▶ EXERCISE BRIEF: Check each line of the records below and collect those holding "name".

----- EXERCISE MATERIAL

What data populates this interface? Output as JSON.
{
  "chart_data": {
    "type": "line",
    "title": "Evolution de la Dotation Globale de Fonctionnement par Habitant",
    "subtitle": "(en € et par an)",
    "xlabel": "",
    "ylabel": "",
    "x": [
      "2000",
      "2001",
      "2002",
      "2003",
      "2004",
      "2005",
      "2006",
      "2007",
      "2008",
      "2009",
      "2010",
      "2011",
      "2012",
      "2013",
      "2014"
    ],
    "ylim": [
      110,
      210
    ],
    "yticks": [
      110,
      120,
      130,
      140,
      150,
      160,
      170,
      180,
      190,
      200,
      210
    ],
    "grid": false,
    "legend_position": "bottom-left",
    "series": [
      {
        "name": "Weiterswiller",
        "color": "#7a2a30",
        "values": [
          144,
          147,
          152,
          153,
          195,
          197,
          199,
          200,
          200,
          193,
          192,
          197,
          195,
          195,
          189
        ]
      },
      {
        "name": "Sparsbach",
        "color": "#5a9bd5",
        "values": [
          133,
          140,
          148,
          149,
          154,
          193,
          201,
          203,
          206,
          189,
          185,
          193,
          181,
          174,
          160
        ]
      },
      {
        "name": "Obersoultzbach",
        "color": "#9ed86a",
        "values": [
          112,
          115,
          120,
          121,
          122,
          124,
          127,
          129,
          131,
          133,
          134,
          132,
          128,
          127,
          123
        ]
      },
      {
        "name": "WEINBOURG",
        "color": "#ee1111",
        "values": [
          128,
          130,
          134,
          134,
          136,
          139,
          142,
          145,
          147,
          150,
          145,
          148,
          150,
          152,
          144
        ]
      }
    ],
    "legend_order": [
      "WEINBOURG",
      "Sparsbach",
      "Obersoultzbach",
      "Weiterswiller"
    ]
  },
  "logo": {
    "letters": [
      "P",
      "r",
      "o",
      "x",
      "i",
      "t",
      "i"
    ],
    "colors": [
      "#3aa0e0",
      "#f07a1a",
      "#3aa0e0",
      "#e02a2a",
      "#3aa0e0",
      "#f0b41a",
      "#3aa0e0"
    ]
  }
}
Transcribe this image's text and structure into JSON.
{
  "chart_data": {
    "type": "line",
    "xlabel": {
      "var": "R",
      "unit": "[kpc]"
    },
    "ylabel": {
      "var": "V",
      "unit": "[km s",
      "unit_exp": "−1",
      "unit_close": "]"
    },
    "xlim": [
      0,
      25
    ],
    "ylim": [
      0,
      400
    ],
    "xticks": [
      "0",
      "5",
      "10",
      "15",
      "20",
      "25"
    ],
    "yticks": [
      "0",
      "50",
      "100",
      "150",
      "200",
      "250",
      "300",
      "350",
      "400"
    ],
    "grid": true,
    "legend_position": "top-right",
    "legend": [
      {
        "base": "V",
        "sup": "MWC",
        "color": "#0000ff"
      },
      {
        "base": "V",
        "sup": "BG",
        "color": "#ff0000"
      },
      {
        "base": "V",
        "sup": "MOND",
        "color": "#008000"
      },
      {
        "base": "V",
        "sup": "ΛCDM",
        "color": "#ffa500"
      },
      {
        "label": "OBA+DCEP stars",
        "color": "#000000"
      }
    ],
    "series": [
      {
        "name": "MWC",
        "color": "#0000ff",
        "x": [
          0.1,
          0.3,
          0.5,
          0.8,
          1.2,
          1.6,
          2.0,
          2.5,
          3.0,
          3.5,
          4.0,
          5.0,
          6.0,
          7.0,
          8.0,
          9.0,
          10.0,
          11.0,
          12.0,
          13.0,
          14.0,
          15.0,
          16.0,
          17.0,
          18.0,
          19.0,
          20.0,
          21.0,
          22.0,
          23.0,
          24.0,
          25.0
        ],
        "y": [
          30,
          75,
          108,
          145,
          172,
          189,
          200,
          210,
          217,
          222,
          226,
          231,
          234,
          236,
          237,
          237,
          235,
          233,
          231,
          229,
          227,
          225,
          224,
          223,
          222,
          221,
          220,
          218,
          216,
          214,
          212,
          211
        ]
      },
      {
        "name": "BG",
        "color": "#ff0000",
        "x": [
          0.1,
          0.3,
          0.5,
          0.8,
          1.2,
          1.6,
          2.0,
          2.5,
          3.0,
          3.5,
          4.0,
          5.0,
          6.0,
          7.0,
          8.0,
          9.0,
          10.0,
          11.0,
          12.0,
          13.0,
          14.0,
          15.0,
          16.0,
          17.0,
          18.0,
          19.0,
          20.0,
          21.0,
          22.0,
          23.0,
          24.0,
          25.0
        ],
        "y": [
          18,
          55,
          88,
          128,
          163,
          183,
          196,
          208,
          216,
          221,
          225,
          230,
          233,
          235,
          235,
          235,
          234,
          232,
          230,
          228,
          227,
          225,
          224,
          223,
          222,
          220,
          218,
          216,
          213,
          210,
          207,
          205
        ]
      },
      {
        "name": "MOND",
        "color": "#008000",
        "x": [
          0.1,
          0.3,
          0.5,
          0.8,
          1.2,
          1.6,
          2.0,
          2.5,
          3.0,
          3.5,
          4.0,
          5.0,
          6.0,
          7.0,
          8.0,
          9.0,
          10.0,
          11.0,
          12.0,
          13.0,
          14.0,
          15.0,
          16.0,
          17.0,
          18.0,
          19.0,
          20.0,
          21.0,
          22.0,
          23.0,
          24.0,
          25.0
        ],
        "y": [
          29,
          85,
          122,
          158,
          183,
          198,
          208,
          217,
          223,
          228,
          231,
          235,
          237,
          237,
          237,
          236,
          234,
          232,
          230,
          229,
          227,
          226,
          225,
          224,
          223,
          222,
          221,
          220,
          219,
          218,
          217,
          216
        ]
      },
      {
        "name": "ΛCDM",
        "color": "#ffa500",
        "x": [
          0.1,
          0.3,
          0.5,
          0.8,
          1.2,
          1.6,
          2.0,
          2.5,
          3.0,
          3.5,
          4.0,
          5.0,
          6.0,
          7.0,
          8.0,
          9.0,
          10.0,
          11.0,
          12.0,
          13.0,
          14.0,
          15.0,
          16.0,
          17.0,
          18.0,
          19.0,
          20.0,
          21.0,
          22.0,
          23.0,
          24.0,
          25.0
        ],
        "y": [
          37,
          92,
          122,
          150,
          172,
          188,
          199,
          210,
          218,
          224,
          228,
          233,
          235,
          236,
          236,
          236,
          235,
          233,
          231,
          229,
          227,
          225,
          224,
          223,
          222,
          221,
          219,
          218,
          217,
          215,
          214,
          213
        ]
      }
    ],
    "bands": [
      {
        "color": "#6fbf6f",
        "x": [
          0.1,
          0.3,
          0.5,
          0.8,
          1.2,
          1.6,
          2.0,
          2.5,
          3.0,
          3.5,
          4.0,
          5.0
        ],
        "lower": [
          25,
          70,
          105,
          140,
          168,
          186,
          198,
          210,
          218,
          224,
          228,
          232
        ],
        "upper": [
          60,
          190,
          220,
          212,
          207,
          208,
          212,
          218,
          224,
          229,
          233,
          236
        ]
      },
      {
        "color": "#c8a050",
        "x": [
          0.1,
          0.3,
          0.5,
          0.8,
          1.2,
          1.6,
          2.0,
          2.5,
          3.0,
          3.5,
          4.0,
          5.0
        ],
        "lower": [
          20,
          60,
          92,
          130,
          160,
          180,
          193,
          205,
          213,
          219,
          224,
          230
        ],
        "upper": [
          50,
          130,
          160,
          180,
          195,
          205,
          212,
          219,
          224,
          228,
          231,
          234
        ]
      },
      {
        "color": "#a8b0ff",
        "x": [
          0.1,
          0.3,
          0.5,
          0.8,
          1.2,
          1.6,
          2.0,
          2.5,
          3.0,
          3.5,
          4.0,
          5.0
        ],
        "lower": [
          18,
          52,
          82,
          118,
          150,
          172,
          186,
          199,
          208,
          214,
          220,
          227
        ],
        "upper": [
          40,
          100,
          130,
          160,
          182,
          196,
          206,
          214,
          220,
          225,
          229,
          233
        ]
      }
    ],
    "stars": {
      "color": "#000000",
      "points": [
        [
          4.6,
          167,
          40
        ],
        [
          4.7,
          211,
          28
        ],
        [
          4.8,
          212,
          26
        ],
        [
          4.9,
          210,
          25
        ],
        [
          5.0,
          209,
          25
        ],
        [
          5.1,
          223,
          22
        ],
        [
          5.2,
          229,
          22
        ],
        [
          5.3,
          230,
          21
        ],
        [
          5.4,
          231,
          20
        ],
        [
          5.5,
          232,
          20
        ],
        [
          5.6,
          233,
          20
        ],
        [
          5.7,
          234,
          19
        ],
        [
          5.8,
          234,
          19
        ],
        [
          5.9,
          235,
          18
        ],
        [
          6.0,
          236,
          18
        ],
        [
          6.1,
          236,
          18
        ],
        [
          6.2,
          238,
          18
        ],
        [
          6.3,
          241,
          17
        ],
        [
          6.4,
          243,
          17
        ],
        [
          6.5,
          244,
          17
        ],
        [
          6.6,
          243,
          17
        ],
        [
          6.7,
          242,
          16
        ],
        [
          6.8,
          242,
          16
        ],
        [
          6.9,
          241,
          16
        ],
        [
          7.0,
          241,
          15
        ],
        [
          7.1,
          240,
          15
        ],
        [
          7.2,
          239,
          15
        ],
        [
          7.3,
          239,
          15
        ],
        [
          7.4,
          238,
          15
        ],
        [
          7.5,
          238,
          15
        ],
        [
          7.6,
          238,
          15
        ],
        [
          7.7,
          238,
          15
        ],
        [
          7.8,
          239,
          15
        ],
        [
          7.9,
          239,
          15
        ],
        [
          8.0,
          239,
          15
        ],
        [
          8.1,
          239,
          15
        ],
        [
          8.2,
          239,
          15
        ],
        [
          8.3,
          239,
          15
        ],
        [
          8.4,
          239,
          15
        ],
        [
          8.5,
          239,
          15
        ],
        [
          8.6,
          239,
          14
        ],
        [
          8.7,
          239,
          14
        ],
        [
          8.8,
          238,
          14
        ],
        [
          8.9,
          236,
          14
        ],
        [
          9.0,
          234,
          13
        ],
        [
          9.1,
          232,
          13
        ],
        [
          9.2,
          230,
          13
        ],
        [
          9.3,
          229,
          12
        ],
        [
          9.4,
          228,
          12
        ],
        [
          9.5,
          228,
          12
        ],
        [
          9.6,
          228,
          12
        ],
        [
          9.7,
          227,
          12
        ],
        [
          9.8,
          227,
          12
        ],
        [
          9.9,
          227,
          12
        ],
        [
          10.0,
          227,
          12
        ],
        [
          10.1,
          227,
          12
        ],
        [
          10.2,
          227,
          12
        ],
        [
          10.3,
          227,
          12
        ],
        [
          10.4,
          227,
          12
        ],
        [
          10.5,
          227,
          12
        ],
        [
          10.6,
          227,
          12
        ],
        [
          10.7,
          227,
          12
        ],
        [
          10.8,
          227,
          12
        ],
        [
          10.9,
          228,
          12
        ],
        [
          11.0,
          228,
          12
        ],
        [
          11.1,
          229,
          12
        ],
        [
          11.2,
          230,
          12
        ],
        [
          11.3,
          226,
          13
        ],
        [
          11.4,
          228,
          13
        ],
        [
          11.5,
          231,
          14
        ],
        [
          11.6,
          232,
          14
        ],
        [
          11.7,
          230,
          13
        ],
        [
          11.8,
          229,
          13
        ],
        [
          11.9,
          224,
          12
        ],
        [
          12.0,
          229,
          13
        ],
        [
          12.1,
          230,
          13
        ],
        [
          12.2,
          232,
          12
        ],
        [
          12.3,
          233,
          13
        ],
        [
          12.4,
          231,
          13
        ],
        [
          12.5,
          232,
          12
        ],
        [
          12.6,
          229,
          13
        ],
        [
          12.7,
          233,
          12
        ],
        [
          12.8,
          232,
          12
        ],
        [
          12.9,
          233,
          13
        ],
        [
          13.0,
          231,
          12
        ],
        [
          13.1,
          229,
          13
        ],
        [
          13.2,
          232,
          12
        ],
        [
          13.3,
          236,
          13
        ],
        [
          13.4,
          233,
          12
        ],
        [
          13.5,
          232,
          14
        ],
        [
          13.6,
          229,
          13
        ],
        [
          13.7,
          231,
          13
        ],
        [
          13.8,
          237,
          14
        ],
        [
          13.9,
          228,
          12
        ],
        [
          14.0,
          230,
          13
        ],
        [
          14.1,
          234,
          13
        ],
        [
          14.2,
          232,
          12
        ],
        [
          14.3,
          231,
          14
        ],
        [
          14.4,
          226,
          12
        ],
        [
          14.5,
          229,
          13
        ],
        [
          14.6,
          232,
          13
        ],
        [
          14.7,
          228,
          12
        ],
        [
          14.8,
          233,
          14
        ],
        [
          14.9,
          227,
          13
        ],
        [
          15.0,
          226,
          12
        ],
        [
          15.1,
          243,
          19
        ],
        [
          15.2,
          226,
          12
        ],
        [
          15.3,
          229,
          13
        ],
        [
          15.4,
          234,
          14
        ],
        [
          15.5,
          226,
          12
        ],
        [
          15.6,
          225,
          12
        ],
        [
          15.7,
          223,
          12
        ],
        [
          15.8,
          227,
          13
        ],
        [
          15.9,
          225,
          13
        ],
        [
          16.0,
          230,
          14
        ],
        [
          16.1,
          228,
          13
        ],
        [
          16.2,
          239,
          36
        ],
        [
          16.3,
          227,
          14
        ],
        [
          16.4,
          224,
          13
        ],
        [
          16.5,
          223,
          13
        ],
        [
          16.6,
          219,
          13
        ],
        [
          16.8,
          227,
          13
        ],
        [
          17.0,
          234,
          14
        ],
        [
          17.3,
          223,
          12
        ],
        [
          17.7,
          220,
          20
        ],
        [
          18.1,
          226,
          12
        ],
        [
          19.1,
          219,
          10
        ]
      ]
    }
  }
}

----------

▶ RESPONSE BELOW:
        "name": "Weiterswiller",
        "name": "Sparsbach",
        "name": "Obersoultzbach",
        "name": "WEINBOURG",
        "name": "MWC",
        "name": "BG",
        "name": "MOND",
        "name": "ΛCDM",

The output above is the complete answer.